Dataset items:
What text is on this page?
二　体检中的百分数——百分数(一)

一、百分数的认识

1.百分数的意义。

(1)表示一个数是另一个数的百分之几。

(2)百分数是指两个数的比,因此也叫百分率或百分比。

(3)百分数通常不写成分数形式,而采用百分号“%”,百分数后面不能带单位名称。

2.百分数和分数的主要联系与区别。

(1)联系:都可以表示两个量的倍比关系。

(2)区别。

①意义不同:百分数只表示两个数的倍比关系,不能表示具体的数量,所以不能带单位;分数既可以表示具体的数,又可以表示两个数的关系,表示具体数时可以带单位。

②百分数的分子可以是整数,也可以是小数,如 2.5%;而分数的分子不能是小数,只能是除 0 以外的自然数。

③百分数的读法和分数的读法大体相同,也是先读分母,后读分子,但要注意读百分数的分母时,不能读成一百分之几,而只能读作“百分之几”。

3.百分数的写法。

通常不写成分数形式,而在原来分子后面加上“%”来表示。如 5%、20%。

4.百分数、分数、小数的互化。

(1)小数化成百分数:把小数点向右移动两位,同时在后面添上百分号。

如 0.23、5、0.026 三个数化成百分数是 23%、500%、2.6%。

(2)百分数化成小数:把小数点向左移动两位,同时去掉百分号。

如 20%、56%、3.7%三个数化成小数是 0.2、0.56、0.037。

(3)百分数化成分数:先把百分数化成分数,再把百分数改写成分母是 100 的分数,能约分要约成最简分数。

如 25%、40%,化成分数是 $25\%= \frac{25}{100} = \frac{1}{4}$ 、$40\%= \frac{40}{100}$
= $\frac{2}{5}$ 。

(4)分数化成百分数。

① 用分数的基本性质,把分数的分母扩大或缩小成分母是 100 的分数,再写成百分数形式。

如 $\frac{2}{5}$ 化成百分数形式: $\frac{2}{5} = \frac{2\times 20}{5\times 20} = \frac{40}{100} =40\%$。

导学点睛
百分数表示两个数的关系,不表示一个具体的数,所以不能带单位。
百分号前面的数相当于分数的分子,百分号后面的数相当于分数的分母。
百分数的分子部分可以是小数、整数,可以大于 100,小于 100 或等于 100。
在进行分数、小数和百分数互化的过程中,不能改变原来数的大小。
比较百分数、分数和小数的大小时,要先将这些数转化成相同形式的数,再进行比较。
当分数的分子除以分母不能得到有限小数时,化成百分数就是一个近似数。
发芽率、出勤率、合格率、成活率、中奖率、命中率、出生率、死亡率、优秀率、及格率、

» Task prompt:
Copy every line above that holds the word "所以不能带单位".

» Answer:
①意义不同:百分数只表示两个数的倍比关系,不能表示具体的数量,所以不能带单位;分数既可以表示具体的数,又可以表示两个数的关系,表示具体数时可以带单位。
百分数表示两个数的关系,不表示一个具体的数,所以不能带单位。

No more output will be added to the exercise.